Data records
○ ○ ○ ○ ○ ○ ○

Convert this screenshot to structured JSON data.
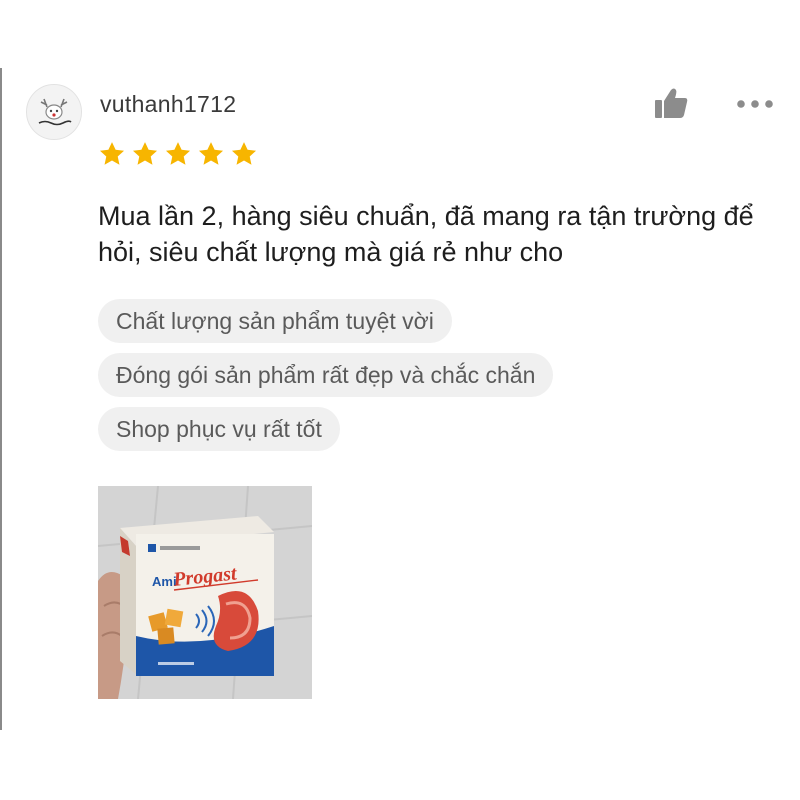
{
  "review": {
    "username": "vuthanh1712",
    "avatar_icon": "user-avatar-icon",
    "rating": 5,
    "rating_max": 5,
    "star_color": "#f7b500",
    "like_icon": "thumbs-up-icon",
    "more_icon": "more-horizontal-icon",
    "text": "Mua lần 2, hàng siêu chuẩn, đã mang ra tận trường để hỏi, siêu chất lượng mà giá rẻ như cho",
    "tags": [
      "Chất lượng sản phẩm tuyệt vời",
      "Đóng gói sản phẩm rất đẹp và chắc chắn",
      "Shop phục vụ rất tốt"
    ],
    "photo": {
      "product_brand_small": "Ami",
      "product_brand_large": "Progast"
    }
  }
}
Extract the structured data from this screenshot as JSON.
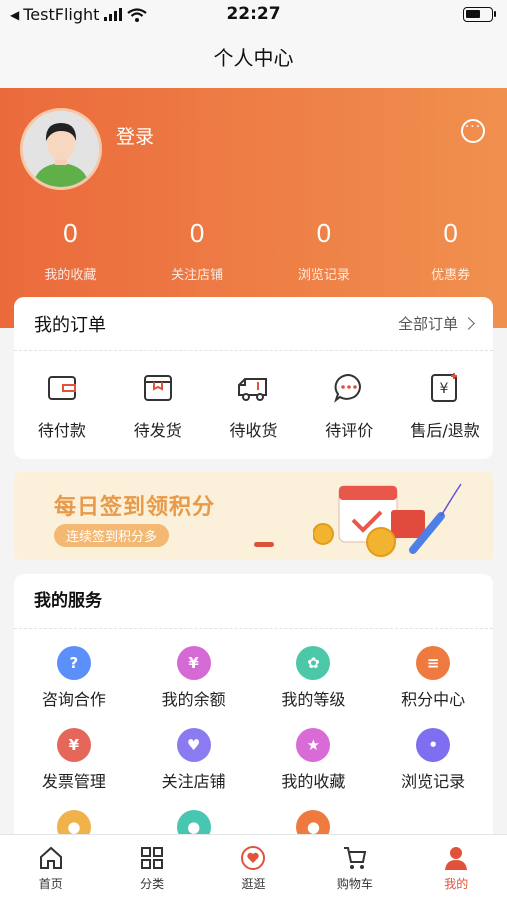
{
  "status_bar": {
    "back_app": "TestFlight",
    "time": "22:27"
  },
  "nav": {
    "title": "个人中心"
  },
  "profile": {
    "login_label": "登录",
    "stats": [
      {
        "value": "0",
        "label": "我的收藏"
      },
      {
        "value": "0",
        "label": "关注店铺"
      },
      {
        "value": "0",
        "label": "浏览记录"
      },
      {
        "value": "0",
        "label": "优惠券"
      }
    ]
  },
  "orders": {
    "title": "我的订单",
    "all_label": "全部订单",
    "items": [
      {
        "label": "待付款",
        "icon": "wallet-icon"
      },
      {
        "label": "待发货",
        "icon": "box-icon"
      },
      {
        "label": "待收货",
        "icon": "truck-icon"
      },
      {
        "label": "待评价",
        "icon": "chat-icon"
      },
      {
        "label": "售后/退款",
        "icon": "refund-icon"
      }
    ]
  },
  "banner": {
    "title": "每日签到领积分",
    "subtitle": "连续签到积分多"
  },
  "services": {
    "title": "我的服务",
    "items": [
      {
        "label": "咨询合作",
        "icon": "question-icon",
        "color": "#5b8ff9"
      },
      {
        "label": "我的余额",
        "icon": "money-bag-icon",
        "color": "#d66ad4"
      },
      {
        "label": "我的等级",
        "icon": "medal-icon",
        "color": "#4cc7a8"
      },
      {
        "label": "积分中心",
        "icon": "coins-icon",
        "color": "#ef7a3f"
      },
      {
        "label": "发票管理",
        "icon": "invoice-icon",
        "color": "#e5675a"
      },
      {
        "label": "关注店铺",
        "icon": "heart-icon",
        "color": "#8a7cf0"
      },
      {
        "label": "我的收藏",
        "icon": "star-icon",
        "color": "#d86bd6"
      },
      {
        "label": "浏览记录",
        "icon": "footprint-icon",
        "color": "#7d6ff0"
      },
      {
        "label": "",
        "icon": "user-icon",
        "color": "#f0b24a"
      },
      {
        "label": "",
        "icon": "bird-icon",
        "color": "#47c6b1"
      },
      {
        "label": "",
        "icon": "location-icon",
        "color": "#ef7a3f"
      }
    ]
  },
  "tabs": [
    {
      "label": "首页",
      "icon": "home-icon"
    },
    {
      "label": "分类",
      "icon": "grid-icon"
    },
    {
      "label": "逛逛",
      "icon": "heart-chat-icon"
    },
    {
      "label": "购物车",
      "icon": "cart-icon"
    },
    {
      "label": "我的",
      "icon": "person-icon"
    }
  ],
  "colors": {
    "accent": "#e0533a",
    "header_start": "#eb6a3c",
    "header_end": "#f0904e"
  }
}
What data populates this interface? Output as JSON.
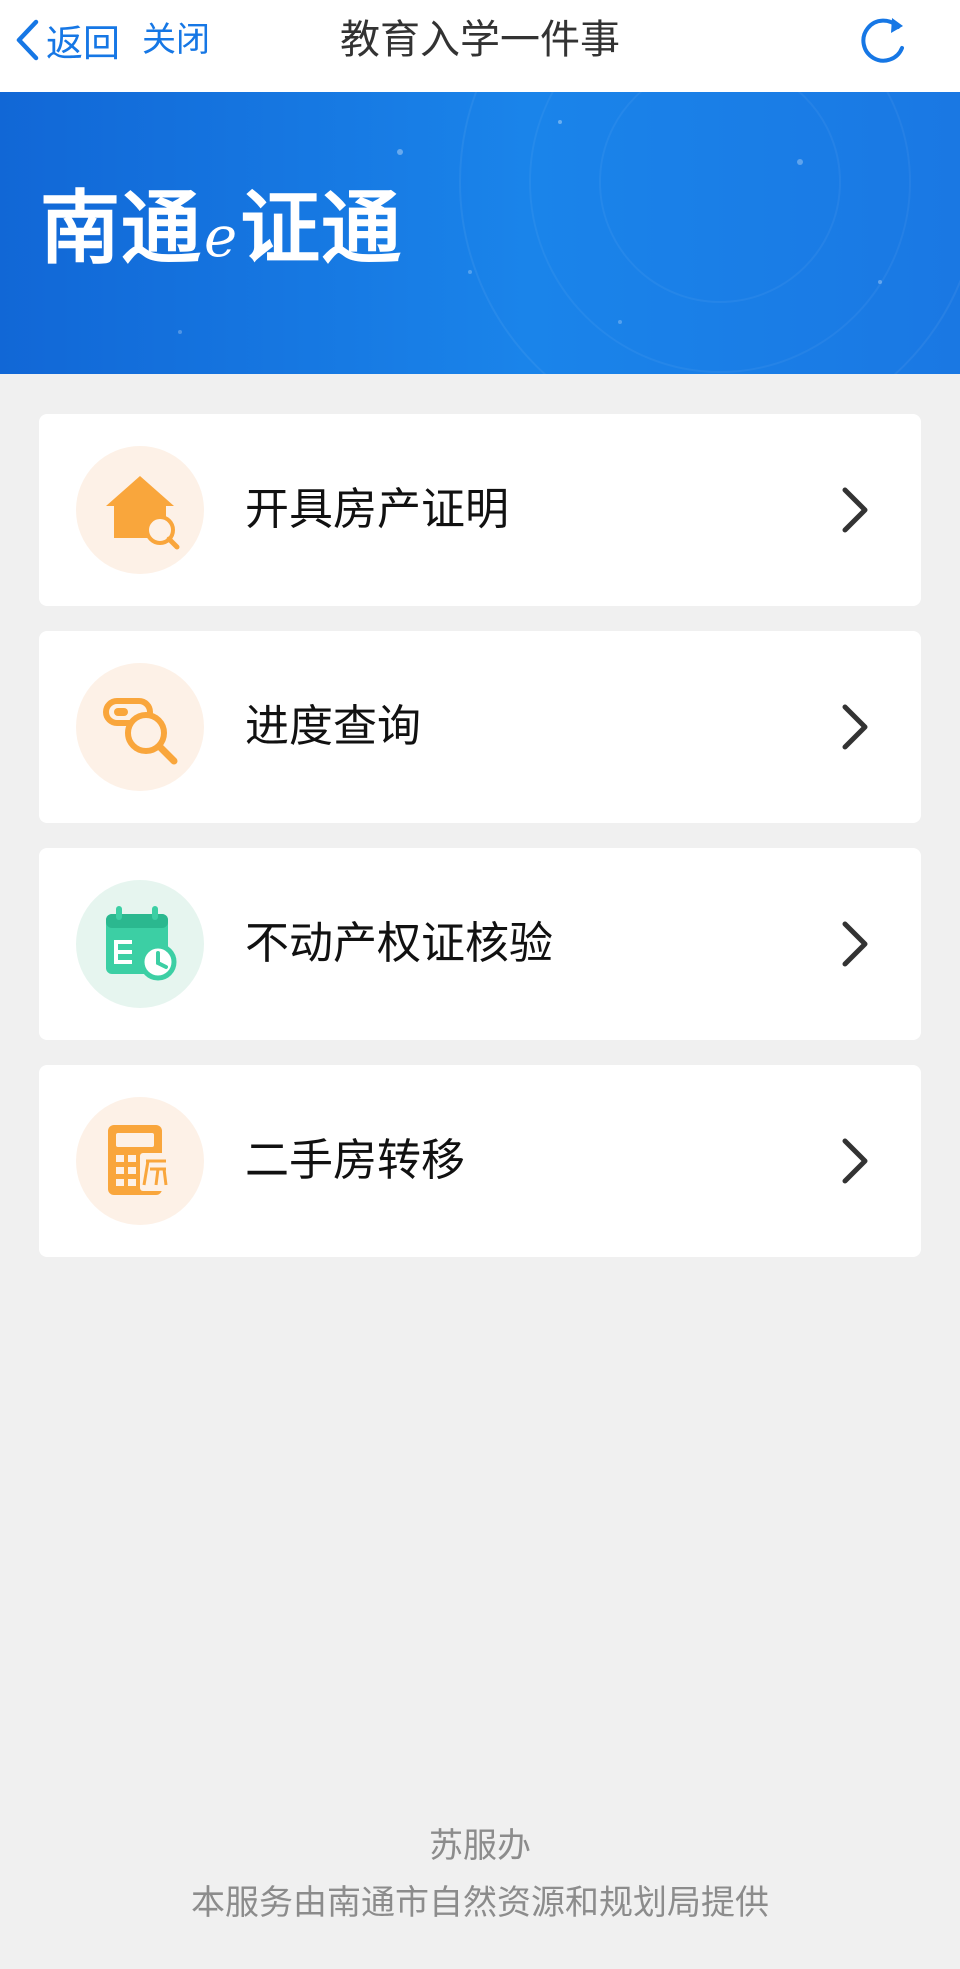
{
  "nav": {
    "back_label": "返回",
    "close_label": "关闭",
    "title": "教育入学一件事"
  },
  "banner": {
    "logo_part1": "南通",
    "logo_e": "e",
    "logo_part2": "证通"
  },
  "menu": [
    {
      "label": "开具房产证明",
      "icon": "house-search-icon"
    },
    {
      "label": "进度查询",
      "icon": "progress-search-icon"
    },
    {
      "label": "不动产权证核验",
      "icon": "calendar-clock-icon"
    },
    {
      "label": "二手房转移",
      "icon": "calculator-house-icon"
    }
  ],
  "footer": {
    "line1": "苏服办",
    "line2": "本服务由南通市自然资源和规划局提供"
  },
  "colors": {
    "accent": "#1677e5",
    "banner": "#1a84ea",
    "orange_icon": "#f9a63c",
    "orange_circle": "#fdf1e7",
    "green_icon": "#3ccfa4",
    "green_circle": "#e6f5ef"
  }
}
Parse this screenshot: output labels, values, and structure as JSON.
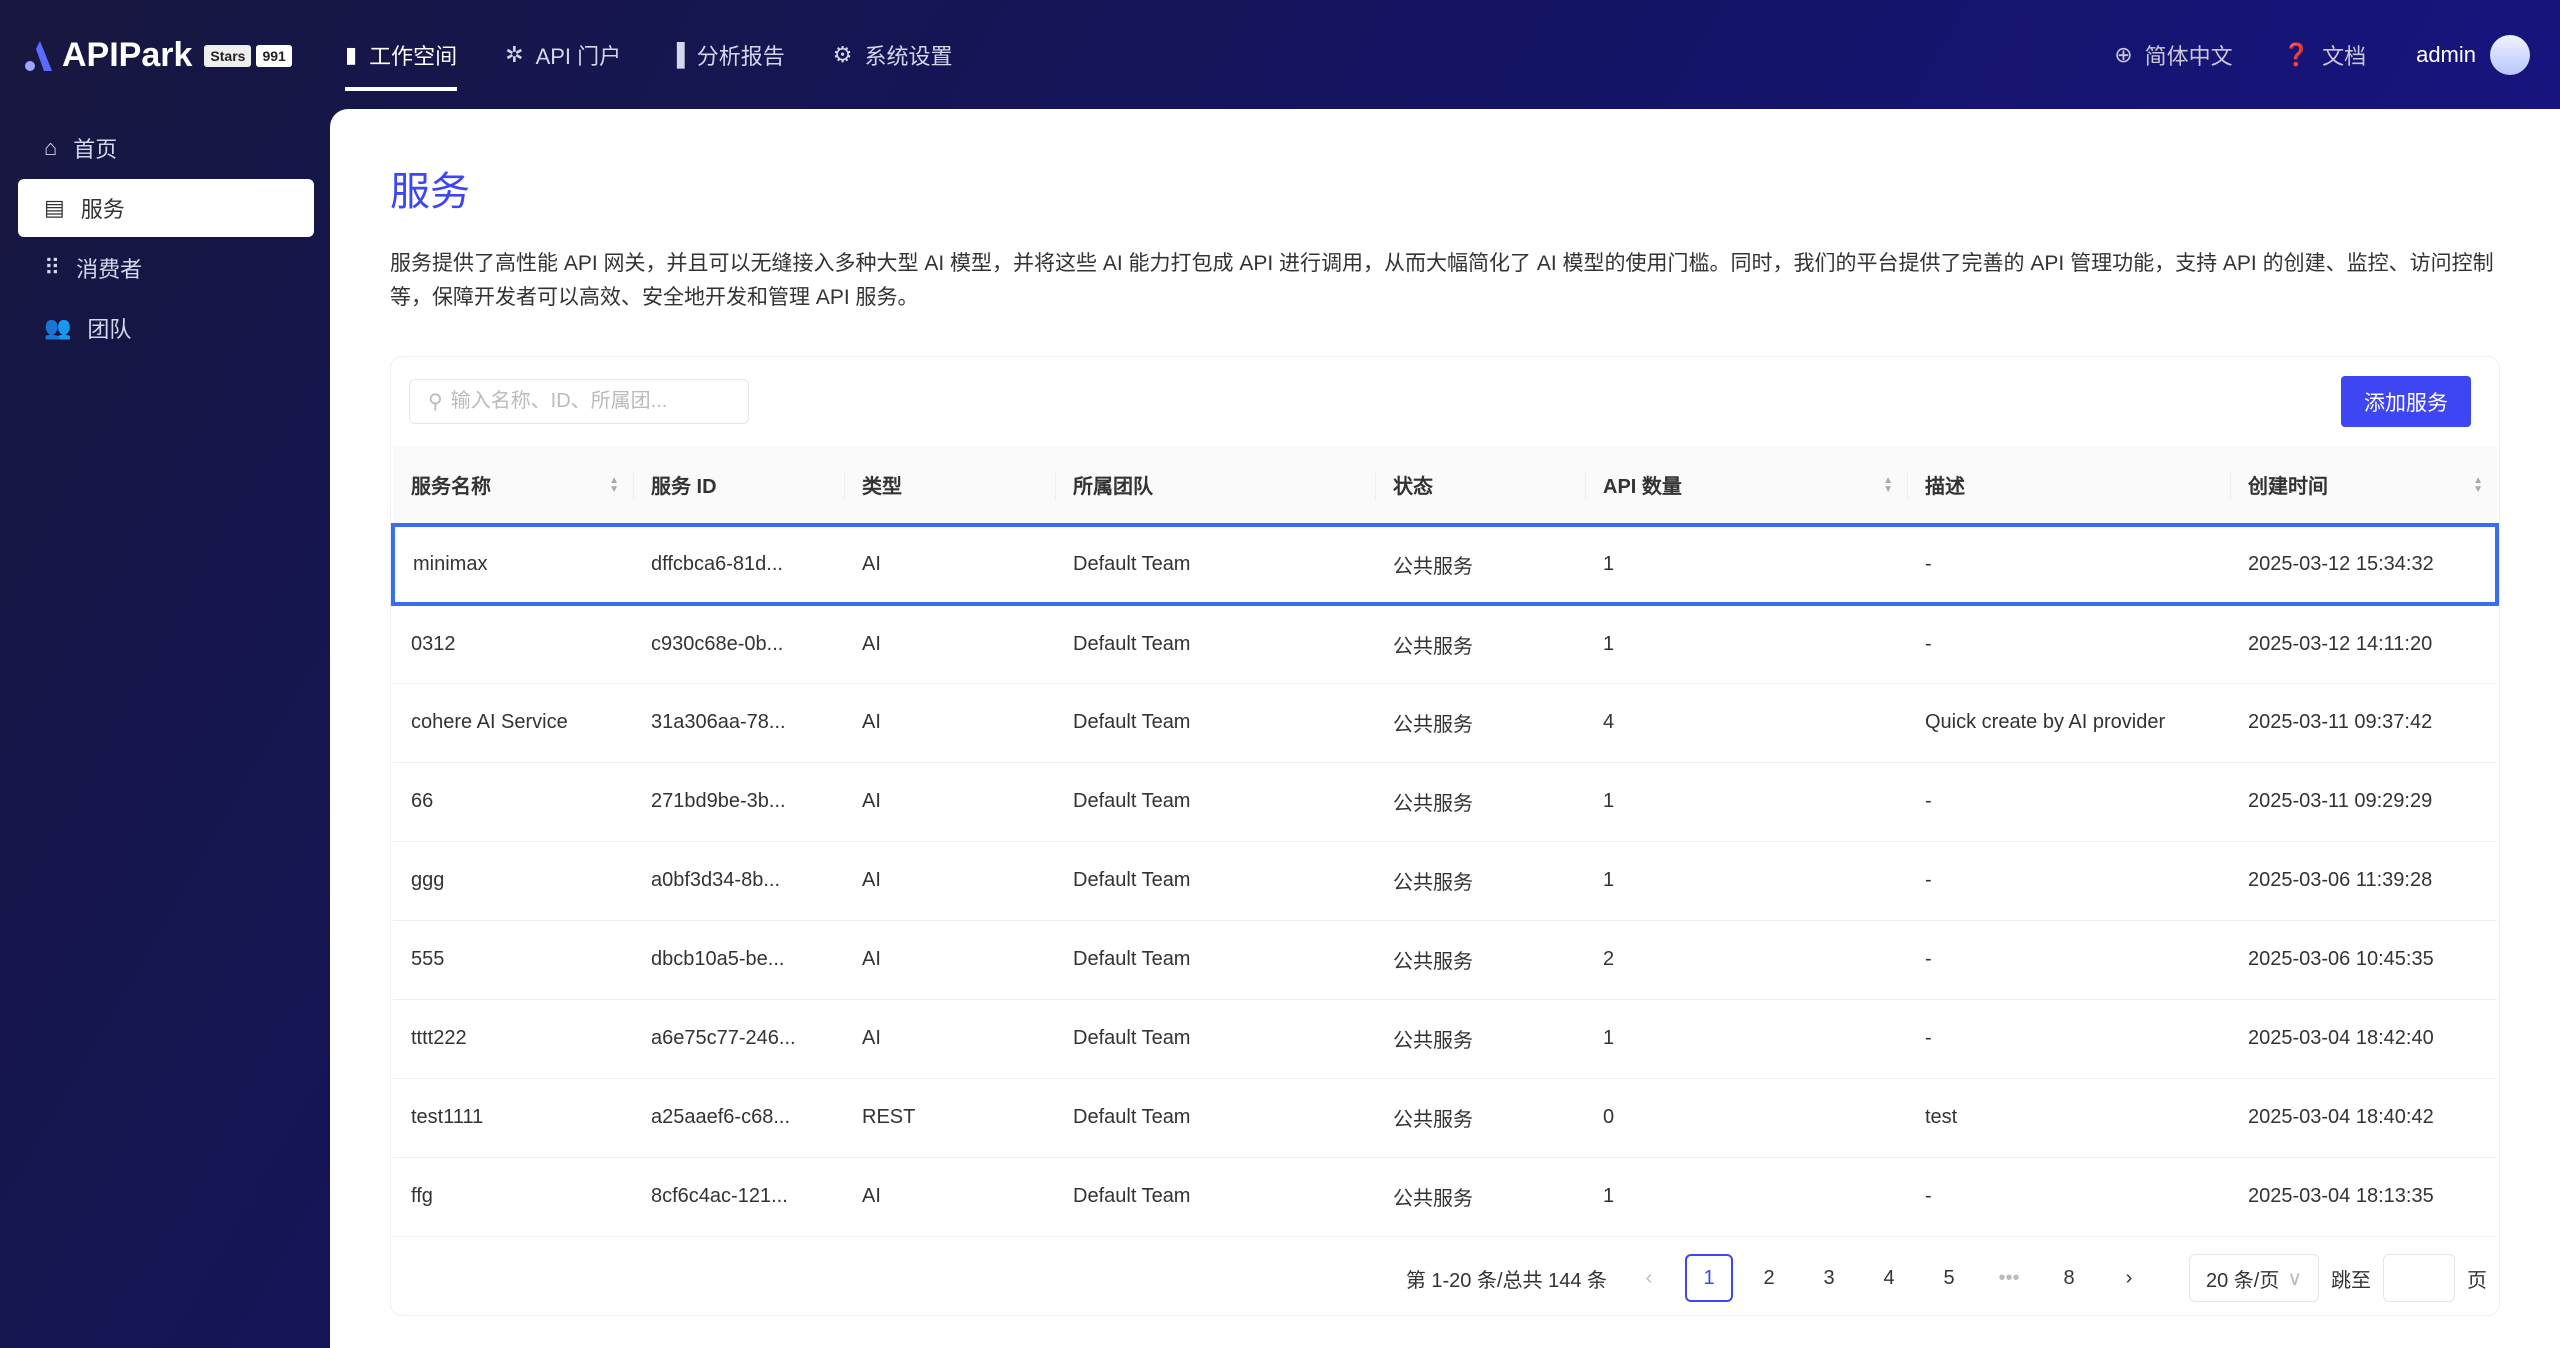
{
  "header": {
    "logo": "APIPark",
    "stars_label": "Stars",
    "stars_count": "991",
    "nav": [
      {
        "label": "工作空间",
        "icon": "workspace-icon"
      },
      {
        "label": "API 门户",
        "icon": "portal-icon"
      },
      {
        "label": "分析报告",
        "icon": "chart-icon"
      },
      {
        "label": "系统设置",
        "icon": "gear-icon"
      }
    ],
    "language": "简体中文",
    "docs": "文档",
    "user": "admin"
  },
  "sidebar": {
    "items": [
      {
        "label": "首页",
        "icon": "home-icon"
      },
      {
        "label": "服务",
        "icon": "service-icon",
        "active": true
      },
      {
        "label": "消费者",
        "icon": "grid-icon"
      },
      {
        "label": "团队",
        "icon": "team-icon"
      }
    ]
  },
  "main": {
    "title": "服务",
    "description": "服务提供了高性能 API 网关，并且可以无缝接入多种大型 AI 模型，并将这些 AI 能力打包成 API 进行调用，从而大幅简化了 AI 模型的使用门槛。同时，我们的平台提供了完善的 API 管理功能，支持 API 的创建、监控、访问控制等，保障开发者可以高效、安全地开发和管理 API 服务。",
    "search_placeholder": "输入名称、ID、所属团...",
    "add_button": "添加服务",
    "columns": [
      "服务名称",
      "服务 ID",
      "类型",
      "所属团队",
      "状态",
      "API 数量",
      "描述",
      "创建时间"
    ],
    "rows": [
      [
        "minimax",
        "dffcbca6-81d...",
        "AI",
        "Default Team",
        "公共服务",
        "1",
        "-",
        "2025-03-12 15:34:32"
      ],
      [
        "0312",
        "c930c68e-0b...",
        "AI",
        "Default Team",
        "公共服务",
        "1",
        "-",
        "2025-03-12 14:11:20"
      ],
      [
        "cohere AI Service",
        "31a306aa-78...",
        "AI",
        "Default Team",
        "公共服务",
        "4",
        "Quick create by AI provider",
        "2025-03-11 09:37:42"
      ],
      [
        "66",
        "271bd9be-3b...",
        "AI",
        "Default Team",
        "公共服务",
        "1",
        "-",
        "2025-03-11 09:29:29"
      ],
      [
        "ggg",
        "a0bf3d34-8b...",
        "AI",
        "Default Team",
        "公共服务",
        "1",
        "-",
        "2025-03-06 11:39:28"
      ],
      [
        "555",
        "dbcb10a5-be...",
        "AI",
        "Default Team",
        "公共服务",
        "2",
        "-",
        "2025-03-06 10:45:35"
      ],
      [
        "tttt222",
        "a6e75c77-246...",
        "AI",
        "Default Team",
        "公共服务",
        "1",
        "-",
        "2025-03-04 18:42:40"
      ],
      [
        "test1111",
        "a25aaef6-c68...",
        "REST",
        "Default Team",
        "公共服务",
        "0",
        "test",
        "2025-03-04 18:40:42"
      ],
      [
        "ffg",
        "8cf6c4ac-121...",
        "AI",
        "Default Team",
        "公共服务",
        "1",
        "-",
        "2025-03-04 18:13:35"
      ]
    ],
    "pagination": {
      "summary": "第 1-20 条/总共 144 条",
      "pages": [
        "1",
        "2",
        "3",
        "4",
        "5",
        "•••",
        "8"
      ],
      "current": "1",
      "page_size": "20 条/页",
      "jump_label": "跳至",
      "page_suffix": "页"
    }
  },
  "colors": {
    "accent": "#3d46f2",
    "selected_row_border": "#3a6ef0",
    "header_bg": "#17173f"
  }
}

○ ○ ○ ○ ○ ○ ○

Exercise aim
In the records above, find each line holding "accent" and copy it.

Problem solution
    "accent": "#e0533a",
    "accent": "#1677e5",
    "accent": "#3d46f2",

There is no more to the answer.